_What the task asks_
Give back the full material, exactly as it reads.

--------------------------------

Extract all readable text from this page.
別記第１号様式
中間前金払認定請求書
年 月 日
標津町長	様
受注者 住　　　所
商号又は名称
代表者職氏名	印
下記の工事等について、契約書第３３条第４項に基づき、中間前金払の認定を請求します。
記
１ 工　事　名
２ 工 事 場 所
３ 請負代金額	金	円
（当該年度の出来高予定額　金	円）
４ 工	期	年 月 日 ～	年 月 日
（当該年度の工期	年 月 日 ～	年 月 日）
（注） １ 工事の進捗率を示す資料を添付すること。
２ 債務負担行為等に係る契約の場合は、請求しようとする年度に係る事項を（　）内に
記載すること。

--------------------------------

_Answer to this task_
Extract all readable text from this page.
別記第１号様式
中間前金払認定請求書
年 月 日
標津町長	様
受注者 住　　　所
商号又は名称
代表者職氏名	印
下記の工事等について、契約書第３３条第４項に基づき、中間前金払の認定を請求します。
記
１ 工　事　名
２ 工 事 場 所
３ 請負代金額	金	円
（当該年度の出来高予定額　金	円）
４ 工	期	年 月 日 ～	年 月 日
（当該年度の工期	年 月 日 ～	年 月 日）
（注） １ 工事の進捗率を示す資料を添付すること。
２ 債務負担行為等に係る契約の場合は、請求しようとする年度に係る事項を（　）内に
記載すること。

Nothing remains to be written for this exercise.